━━━ Given records

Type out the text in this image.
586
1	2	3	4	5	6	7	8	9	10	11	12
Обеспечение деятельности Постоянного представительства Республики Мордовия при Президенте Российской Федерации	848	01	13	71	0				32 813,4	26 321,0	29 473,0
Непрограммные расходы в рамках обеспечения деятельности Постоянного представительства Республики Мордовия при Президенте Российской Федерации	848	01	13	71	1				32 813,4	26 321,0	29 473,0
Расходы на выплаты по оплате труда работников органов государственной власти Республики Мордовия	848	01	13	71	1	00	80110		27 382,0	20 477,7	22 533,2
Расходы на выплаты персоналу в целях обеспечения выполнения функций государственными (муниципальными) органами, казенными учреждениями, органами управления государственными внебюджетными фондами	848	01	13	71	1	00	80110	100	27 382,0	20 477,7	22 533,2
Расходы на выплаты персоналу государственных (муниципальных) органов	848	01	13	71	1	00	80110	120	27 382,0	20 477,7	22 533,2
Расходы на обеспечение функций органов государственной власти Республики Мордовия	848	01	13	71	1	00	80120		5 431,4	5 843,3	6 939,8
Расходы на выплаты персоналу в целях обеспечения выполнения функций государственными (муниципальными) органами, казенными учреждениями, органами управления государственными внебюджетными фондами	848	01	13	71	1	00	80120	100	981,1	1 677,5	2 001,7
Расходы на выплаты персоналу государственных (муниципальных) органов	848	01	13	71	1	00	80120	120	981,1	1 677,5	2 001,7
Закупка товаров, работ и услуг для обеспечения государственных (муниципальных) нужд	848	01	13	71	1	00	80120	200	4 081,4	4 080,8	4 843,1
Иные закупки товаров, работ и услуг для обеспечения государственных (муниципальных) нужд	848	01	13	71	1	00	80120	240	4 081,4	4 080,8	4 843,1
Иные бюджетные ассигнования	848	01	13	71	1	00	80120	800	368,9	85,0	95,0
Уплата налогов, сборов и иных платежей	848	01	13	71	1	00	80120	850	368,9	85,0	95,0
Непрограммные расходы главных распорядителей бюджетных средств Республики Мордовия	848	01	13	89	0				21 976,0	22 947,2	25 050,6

━━━━━━

■ **Task details**:
Considering only the records above, state the number of lines that include the word "персоналу", with nothing added.

■ **Answer for the task**:
4